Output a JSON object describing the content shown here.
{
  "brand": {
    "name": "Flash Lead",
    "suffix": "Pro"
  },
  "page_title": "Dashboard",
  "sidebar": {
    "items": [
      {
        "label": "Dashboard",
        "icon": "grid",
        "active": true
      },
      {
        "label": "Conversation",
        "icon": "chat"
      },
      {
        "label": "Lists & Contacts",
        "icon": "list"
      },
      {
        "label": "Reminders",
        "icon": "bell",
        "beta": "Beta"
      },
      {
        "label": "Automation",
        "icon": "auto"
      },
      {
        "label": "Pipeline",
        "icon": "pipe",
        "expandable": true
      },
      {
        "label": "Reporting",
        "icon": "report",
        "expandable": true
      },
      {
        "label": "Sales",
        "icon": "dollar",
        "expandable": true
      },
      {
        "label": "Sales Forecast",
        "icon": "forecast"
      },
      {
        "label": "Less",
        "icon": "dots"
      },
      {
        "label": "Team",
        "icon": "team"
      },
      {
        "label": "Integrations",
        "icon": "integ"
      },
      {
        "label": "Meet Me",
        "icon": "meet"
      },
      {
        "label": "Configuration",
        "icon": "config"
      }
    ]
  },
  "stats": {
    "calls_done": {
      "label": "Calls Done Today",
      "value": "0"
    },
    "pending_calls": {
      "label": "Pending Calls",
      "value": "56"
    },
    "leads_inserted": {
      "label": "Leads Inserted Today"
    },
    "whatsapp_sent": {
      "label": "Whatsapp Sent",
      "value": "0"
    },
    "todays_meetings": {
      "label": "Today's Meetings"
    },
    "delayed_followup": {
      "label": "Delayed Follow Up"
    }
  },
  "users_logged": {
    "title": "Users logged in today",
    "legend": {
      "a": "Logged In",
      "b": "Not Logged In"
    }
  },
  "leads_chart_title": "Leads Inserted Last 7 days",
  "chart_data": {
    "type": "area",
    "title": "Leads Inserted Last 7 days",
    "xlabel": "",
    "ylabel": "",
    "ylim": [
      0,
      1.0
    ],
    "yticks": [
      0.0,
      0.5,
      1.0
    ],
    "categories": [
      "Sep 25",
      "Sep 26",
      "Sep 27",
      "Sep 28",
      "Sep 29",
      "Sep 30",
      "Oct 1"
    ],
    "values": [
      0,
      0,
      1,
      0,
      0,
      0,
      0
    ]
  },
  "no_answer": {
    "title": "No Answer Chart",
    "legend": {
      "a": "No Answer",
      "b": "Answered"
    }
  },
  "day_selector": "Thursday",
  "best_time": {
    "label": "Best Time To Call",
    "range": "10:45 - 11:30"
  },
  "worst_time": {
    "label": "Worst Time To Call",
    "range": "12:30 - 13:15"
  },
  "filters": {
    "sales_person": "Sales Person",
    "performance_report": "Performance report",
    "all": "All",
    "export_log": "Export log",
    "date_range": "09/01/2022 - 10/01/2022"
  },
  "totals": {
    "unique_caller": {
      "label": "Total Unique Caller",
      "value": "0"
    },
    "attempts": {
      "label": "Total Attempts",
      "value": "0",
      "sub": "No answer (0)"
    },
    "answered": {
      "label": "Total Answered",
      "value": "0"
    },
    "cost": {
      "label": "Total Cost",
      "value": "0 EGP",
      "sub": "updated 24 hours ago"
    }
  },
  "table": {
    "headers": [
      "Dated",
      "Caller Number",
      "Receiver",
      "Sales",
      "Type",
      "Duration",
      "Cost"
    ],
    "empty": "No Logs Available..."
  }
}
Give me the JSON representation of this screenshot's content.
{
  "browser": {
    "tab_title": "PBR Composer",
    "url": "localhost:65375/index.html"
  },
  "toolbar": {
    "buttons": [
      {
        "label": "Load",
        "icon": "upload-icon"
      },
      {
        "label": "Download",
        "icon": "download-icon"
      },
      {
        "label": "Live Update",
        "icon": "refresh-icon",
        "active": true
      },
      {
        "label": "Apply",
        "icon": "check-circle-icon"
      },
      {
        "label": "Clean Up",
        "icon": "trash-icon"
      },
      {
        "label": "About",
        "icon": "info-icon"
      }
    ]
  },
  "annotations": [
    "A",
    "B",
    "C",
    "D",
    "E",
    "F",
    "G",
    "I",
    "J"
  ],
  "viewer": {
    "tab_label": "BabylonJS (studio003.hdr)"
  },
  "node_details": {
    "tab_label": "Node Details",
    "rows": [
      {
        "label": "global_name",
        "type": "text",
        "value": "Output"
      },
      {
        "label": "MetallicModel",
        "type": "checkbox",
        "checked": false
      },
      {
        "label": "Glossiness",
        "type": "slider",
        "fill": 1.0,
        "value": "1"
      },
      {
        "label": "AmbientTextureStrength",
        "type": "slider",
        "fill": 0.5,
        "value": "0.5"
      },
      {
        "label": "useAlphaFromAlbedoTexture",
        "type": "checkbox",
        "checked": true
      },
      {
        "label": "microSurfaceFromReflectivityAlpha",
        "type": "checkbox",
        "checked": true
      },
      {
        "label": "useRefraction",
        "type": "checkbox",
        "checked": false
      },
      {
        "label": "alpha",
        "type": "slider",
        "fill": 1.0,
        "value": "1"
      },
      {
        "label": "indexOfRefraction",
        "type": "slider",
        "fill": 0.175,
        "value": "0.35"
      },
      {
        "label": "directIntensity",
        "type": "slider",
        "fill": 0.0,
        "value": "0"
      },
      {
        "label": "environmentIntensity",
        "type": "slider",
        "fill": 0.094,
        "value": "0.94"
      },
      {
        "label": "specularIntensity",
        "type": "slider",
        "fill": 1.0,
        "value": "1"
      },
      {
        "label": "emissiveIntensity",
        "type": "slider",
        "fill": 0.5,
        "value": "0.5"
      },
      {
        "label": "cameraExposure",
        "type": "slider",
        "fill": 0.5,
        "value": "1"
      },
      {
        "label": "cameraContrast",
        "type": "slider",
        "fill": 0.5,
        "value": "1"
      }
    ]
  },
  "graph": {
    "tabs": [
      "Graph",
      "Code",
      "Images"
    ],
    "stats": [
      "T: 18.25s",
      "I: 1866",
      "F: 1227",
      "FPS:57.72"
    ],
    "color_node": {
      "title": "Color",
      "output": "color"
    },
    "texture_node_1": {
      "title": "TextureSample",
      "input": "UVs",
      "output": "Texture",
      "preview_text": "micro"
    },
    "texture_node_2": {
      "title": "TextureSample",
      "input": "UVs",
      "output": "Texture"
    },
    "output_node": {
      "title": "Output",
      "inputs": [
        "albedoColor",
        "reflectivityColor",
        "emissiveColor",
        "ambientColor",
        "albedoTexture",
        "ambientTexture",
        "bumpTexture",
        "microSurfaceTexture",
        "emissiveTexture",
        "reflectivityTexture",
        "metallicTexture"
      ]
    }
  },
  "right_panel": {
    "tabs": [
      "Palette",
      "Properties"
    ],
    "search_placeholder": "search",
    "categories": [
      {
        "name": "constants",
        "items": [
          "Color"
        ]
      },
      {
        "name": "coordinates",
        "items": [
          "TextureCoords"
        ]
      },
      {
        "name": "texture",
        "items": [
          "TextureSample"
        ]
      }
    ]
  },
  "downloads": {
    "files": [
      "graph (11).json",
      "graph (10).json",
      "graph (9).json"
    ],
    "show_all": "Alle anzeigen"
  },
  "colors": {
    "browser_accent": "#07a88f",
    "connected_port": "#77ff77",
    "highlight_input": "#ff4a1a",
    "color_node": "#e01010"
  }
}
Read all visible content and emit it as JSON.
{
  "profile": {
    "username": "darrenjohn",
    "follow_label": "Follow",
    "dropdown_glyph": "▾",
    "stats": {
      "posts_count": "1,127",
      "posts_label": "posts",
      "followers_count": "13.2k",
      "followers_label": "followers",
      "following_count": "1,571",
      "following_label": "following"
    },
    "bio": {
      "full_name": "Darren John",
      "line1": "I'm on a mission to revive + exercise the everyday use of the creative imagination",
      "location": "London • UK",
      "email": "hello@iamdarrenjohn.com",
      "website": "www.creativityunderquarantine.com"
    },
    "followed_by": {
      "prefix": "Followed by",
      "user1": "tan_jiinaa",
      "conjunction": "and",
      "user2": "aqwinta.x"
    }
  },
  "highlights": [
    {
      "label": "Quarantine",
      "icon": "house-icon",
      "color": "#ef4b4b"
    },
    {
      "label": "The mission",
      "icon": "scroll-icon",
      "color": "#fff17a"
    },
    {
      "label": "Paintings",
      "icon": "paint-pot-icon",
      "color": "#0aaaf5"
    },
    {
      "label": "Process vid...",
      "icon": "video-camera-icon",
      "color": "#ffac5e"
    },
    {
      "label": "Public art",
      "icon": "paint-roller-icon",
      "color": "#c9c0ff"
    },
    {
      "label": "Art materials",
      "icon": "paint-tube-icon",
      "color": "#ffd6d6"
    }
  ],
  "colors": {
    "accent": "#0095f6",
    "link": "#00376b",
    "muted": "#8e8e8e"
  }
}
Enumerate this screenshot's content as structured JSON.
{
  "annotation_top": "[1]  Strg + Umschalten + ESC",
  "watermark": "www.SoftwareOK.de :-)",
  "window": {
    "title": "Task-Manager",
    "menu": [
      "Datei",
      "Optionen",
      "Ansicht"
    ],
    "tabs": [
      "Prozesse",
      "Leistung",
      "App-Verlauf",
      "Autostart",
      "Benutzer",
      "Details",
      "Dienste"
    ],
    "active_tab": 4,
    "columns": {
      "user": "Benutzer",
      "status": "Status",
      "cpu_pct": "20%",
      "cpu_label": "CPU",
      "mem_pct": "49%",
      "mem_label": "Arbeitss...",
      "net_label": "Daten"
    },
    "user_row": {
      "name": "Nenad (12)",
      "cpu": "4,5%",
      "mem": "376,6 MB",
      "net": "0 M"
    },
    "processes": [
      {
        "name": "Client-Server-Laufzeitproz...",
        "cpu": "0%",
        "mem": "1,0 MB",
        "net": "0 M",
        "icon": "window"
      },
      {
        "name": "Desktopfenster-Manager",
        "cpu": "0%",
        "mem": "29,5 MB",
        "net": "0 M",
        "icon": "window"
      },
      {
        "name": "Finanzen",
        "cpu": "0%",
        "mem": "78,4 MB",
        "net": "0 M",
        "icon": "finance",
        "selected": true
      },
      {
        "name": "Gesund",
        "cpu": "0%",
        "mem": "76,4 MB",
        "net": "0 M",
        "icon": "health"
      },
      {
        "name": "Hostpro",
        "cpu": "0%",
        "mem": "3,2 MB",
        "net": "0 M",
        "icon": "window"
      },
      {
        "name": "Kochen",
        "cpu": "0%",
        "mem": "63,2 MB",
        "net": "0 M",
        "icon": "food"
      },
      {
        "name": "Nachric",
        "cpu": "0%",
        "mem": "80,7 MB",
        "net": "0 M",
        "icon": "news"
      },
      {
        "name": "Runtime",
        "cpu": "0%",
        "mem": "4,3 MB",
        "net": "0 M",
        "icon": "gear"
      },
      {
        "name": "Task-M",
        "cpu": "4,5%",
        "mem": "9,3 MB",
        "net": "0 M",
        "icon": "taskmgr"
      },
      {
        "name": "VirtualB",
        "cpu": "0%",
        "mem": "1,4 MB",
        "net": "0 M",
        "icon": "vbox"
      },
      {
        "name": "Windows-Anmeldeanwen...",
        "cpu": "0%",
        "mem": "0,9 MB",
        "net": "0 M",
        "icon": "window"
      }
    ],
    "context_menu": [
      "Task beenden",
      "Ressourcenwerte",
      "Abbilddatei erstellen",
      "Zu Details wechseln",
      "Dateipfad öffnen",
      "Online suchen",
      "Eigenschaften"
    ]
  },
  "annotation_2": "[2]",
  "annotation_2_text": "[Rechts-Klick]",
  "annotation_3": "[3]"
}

WORK TO COMPLETE →
Count each line where the string "Dashboard" occurs, and write only the number.

TASK RESPONSE →
2